- Instructions for the task:
Quote all of the data below exactly, please.

####

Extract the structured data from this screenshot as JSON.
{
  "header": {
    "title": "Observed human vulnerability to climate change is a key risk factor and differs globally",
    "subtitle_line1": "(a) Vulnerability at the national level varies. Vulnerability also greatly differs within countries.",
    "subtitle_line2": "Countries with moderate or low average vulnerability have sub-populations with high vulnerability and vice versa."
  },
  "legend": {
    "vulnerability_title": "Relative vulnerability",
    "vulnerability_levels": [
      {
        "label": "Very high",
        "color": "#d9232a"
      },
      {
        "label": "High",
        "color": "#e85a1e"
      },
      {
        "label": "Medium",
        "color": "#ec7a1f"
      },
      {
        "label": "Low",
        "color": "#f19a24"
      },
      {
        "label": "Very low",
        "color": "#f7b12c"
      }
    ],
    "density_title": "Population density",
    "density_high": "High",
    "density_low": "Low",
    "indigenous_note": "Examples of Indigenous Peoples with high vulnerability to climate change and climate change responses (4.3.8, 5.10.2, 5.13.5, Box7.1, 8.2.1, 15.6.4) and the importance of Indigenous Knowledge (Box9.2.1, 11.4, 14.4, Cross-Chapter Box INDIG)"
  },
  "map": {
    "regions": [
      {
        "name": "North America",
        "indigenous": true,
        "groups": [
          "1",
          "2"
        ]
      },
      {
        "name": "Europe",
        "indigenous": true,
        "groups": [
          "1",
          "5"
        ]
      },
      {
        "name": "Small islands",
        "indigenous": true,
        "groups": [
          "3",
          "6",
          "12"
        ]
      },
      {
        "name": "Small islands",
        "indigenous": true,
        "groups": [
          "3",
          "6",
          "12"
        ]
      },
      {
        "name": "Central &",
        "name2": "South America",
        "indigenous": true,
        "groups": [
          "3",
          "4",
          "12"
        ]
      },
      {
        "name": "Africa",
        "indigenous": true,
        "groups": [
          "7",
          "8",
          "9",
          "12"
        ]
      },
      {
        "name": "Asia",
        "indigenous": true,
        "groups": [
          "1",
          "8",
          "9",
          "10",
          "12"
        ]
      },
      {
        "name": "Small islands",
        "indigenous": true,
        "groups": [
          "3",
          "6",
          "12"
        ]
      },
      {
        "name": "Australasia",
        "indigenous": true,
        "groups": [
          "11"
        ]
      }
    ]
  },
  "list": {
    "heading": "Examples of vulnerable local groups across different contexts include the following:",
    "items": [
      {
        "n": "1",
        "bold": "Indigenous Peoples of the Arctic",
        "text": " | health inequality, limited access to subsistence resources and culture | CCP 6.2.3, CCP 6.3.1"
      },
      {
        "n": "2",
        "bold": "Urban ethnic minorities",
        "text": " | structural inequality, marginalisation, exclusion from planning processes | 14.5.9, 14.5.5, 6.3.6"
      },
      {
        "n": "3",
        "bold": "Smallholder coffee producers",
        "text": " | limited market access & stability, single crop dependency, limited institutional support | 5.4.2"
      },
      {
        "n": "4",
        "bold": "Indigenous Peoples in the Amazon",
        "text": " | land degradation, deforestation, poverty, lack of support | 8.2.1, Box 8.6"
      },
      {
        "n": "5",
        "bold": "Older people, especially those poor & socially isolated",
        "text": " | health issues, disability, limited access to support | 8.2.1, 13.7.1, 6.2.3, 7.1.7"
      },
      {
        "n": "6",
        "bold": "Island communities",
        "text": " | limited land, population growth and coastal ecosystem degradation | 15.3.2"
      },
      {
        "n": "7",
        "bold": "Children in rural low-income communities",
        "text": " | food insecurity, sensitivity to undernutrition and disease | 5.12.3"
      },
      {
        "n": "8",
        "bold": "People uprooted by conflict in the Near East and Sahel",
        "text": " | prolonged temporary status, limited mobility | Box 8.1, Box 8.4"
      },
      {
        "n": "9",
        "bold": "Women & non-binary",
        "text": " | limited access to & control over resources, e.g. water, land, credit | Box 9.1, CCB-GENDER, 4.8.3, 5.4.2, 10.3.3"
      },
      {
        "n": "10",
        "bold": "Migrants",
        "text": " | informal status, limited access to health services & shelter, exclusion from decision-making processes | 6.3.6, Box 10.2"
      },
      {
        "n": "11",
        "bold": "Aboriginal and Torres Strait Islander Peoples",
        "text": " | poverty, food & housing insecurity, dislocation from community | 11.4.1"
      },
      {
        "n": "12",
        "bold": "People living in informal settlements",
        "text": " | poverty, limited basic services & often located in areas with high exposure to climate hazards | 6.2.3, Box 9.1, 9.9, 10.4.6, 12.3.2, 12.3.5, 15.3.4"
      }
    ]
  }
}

####

- Solution:
Extract the structured data from this screenshot as JSON.
{
  "header": {
    "title": "Observed human vulnerability to climate change is a key risk factor and differs globally",
    "subtitle_line1": "(a) Vulnerability at the national level varies. Vulnerability also greatly differs within countries.",
    "subtitle_line2": "Countries with moderate or low average vulnerability have sub-populations with high vulnerability and vice versa."
  },
  "legend": {
    "vulnerability_title": "Relative vulnerability",
    "vulnerability_levels": [
      {
        "label": "Very high",
        "color": "#d9232a"
      },
      {
        "label": "High",
        "color": "#e85a1e"
      },
      {
        "label": "Medium",
        "color": "#ec7a1f"
      },
      {
        "label": "Low",
        "color": "#f19a24"
      },
      {
        "label": "Very low",
        "color": "#f7b12c"
      }
    ],
    "density_title": "Population density",
    "density_high": "High",
    "density_low": "Low",
    "indigenous_note": "Examples of Indigenous Peoples with high vulnerability to climate change and climate change responses (4.3.8, 5.10.2, 5.13.5, Box7.1, 8.2.1, 15.6.4) and the importance of Indigenous Knowledge (Box9.2.1, 11.4, 14.4, Cross-Chapter Box INDIG)"
  },
  "map": {
    "regions": [
      {
        "name": "North America",
        "indigenous": true,
        "groups": [
          "1",
          "2"
        ]
      },
      {
        "name": "Europe",
        "indigenous": true,
        "groups": [
          "1",
          "5"
        ]
      },
      {
        "name": "Small islands",
        "indigenous": true,
        "groups": [
          "3",
          "6",
          "12"
        ]
      },
      {
        "name": "Small islands",
        "indigenous": true,
        "groups": [
          "3",
          "6",
          "12"
        ]
      },
      {
        "name": "Central &",
        "name2": "South America",
        "indigenous": true,
        "groups": [
          "3",
          "4",
          "12"
        ]
      },
      {
        "name": "Africa",
        "indigenous": true,
        "groups": [
          "7",
          "8",
          "9",
          "12"
        ]
      },
      {
        "name": "Asia",
        "indigenous": true,
        "groups": [
          "1",
          "8",
          "9",
          "10",
          "12"
        ]
      },
      {
        "name": "Small islands",
        "indigenous": true,
        "groups": [
          "3",
          "6",
          "12"
        ]
      },
      {
        "name": "Australasia",
        "indigenous": true,
        "groups": [
          "11"
        ]
      }
    ]
  },
  "list": {
    "heading": "Examples of vulnerable local groups across different contexts include the following:",
    "items": [
      {
        "n": "1",
        "bold": "Indigenous Peoples of the Arctic",
        "text": " | health inequality, limited access to subsistence resources and culture | CCP 6.2.3, CCP 6.3.1"
      },
      {
        "n": "2",
        "bold": "Urban ethnic minorities",
        "text": " | structural inequality, marginalisation, exclusion from planning processes | 14.5.9, 14.5.5, 6.3.6"
      },
      {
        "n": "3",
        "bold": "Smallholder coffee producers",
        "text": " | limited market access & stability, single crop dependency, limited institutional support | 5.4.2"
      },
      {
        "n": "4",
        "bold": "Indigenous Peoples in the Amazon",
        "text": " | land degradation, deforestation, poverty, lack of support | 8.2.1, Box 8.6"
      },
      {
        "n": "5",
        "bold": "Older people, especially those poor & socially isolated",
        "text": " | health issues, disability, limited access to support | 8.2.1, 13.7.1, 6.2.3, 7.1.7"
      },
      {
        "n": "6",
        "bold": "Island communities",
        "text": " | limited land, population growth and coastal ecosystem degradation | 15.3.2"
      },
      {
        "n": "7",
        "bold": "Children in rural low-income communities",
        "text": " | food insecurity, sensitivity to undernutrition and disease | 5.12.3"
      },
      {
        "n": "8",
        "bold": "People uprooted by conflict in the Near East and Sahel",
        "text": " | prolonged temporary status, limited mobility | Box 8.1, Box 8.4"
      },
      {
        "n": "9",
        "bold": "Women & non-binary",
        "text": " | limited access to & control over resources, e.g. water, land, credit | Box 9.1, CCB-GENDER, 4.8.3, 5.4.2, 10.3.3"
      },
      {
        "n": "10",
        "bold": "Migrants",
        "text": " | informal status, limited access to health services & shelter, exclusion from decision-making processes | 6.3.6, Box 10.2"
      },
      {
        "n": "11",
        "bold": "Aboriginal and Torres Strait Islander Peoples",
        "text": " | poverty, food & housing insecurity, dislocation from community | 11.4.1"
      },
      {
        "n": "12",
        "bold": "People living in informal settlements",
        "text": " | poverty, limited basic services & often located in areas with high exposure to climate hazards | 6.2.3, Box 9.1, 9.9, 10.4.6, 12.3.2, 12.3.5, 15.3.4"
      }
    ]
  }
}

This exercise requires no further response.